**Given request**
Rewrite the data below, substituting "heading" for every occurrence of "section-title" and changing nothing else. Leave the pictures out of your answer.

[Spatial layout entries]
------------------------

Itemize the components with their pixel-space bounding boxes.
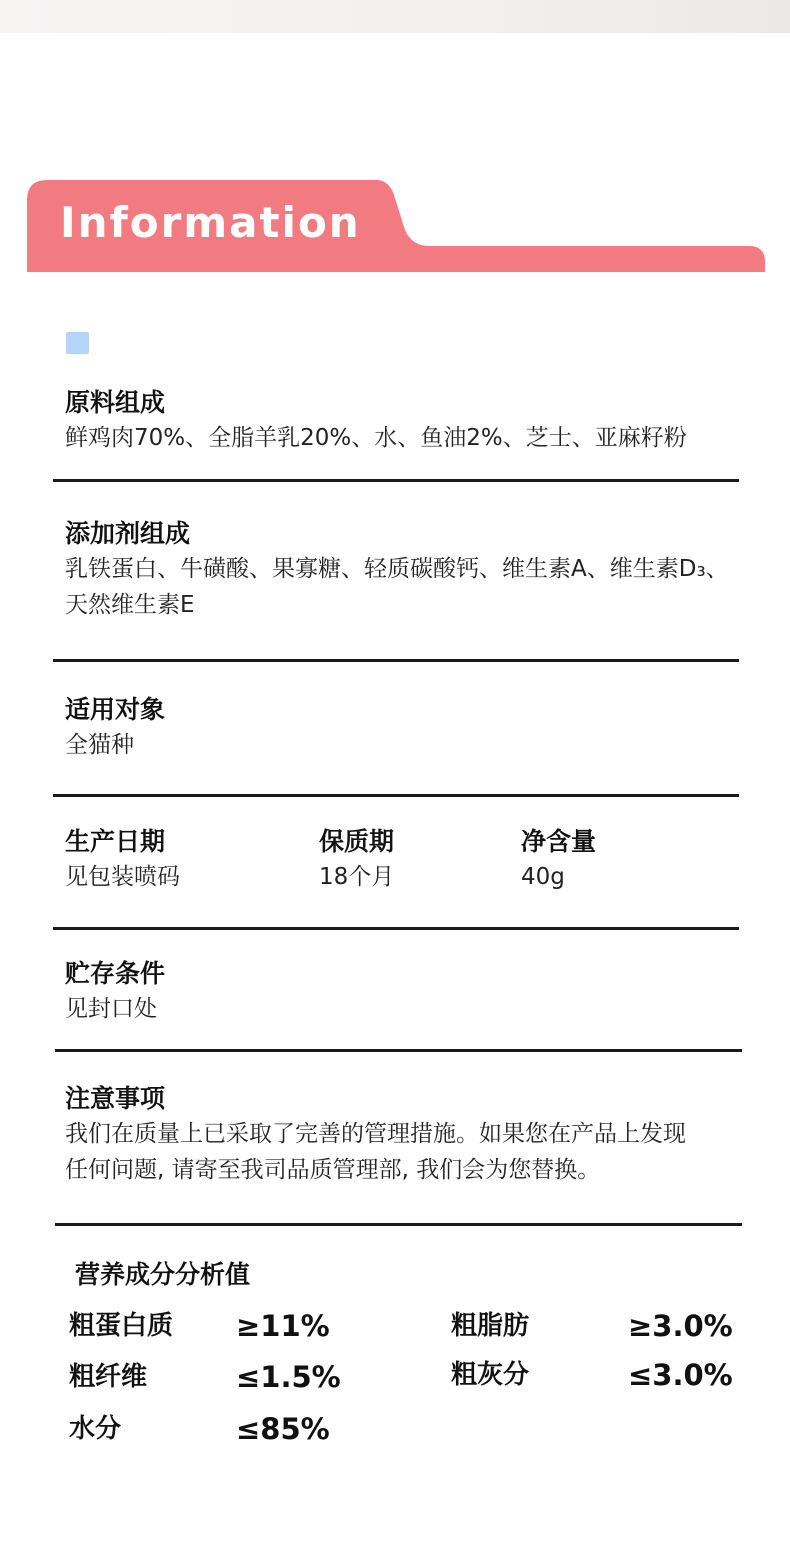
section-title: 适用对象 xyxy=(65,695,166,724)
section-additives xyxy=(65,517,729,623)
section-line: 见封口处 xyxy=(65,996,157,1022)
divider xyxy=(53,794,739,797)
section-title: 原料组成 xyxy=(65,388,166,417)
info-value: 18个月 xyxy=(319,864,395,890)
blue-square-marker xyxy=(66,332,89,354)
section-title: 注意事项 xyxy=(65,1084,166,1113)
nutrient-value: ≥3.0% xyxy=(628,1309,733,1343)
section-title: 添加剂组成 xyxy=(65,519,191,548)
section-line: 任何问题, 请寄至我司品质管理部, 我们会为您替换。 xyxy=(65,1157,601,1183)
info-value: 见包装喷码 xyxy=(65,864,180,890)
info-shelf-life xyxy=(319,825,394,895)
top-gradient-strip xyxy=(0,0,790,33)
banner-title: Information xyxy=(60,198,361,247)
section-line: 天然维生素E xyxy=(65,592,195,618)
nutrient-name: 粗脂肪 xyxy=(451,1311,530,1341)
info-net-content xyxy=(521,825,596,895)
nutrient-name: 粗纤维 xyxy=(69,1362,148,1392)
nutrient-value: ≤85% xyxy=(236,1412,330,1446)
nutrient-name: 水分 xyxy=(69,1414,122,1444)
divider xyxy=(53,927,739,930)
divider xyxy=(55,1223,742,1226)
section-line: 全猫种 xyxy=(65,732,134,758)
section-storage xyxy=(65,957,165,1027)
section-notice xyxy=(65,1082,686,1188)
nutrient-value: ≤1.5% xyxy=(236,1360,341,1394)
nutrition-title: 营养成分分析值 xyxy=(75,1260,251,1289)
divider xyxy=(53,479,739,482)
section-line: 鲜鸡肉70%、全脂羊乳20%、水、鱼油2%、芝士、亚麻籽粉 xyxy=(65,425,687,451)
divider xyxy=(53,659,739,662)
information-banner xyxy=(27,178,765,272)
section-applicable xyxy=(65,693,165,763)
info-title: 净含量 xyxy=(521,827,597,856)
section-title: 贮存条件 xyxy=(65,959,166,988)
info-production-date xyxy=(65,825,180,895)
nutrient-name: 粗蛋白质 xyxy=(69,1311,174,1341)
nutrient-name: 粗灰分 xyxy=(451,1360,530,1390)
section-line: 乳铁蛋白、牛磺酸、果寡糖、轻质碳酸钙、维生素A、维生素D₃、 xyxy=(65,556,729,582)
divider xyxy=(55,1049,742,1052)
nutrient-value: ≥11% xyxy=(236,1309,330,1343)
info-title: 生产日期 xyxy=(65,827,166,856)
nutrient-value: ≤3.0% xyxy=(628,1358,733,1392)
info-value: 40g xyxy=(521,864,565,890)
section-line: 我们在质量上已采取了完善的管理措施。如果您在产品上发现 xyxy=(65,1121,686,1147)
info-title: 保质期 xyxy=(319,827,395,856)
section-ingredients xyxy=(65,386,687,456)
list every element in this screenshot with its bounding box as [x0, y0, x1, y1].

------------------------

**Answer to the exercise**
Itemize the components with their pixel-space bounding boxes.
heading: 适用对象 xyxy=(65,695,166,724)
section-additives xyxy=(65,517,729,623)
section-line: 见封口处 xyxy=(65,996,157,1022)
divider xyxy=(53,794,739,797)
heading: 原料组成 xyxy=(65,388,166,417)
info-value: 18个月 xyxy=(319,864,395,890)
blue-square-marker xyxy=(66,332,89,354)
heading: 注意事项 xyxy=(65,1084,166,1113)
nutrient-value: ≥3.0% xyxy=(628,1309,733,1343)
heading: 添加剂组成 xyxy=(65,519,191,548)
section-line: 任何问题, 请寄至我司品质管理部, 我们会为您替换。 xyxy=(65,1157,601,1183)
info-value: 见包装喷码 xyxy=(65,864,180,890)
info-shelf-life xyxy=(319,825,394,895)
top-gradient-strip xyxy=(0,0,790,33)
banner-title: Information xyxy=(60,198,361,247)
section-line: 天然维生素E xyxy=(65,592,195,618)
nutrient-name: 粗脂肪 xyxy=(451,1311,530,1341)
info-net-content xyxy=(521,825,596,895)
nutrient-name: 粗纤维 xyxy=(69,1362,148,1392)
nutrient-value: ≤85% xyxy=(236,1412,330,1446)
nutrient-name: 水分 xyxy=(69,1414,122,1444)
divider xyxy=(53,927,739,930)
divider xyxy=(55,1223,742,1226)
section-line: 全猫种 xyxy=(65,732,134,758)
section-storage xyxy=(65,957,165,1027)
section-notice xyxy=(65,1082,686,1188)
nutrient-value: ≤1.5% xyxy=(236,1360,341,1394)
nutrition-title: 营养成分分析值 xyxy=(75,1260,251,1289)
divider xyxy=(53,479,739,482)
section-line: 鲜鸡肉70%、全脂羊乳20%、水、鱼油2%、芝士、亚麻籽粉 xyxy=(65,425,687,451)
divider xyxy=(53,659,739,662)
information-banner xyxy=(27,178,765,272)
section-applicable xyxy=(65,693,165,763)
info-title: 净含量 xyxy=(521,827,597,856)
heading: 贮存条件 xyxy=(65,959,166,988)
info-production-date xyxy=(65,825,180,895)
nutrient-name: 粗蛋白质 xyxy=(69,1311,174,1341)
nutrient-name: 粗灰分 xyxy=(451,1360,530,1390)
section-line: 乳铁蛋白、牛磺酸、果寡糖、轻质碳酸钙、维生素A、维生素D₃、 xyxy=(65,556,729,582)
divider xyxy=(55,1049,742,1052)
nutrient-value: ≥11% xyxy=(236,1309,330,1343)
info-title: 生产日期 xyxy=(65,827,166,856)
nutrient-value: ≤3.0% xyxy=(628,1358,733,1392)
info-value: 40g xyxy=(521,864,565,890)
section-line: 我们在质量上已采取了完善的管理措施。如果您在产品上发现 xyxy=(65,1121,686,1147)
info-title: 保质期 xyxy=(319,827,395,856)
section-ingredients xyxy=(65,386,687,456)
list every element in this screenshot with its bounding box as [x0, y0, x1, y1].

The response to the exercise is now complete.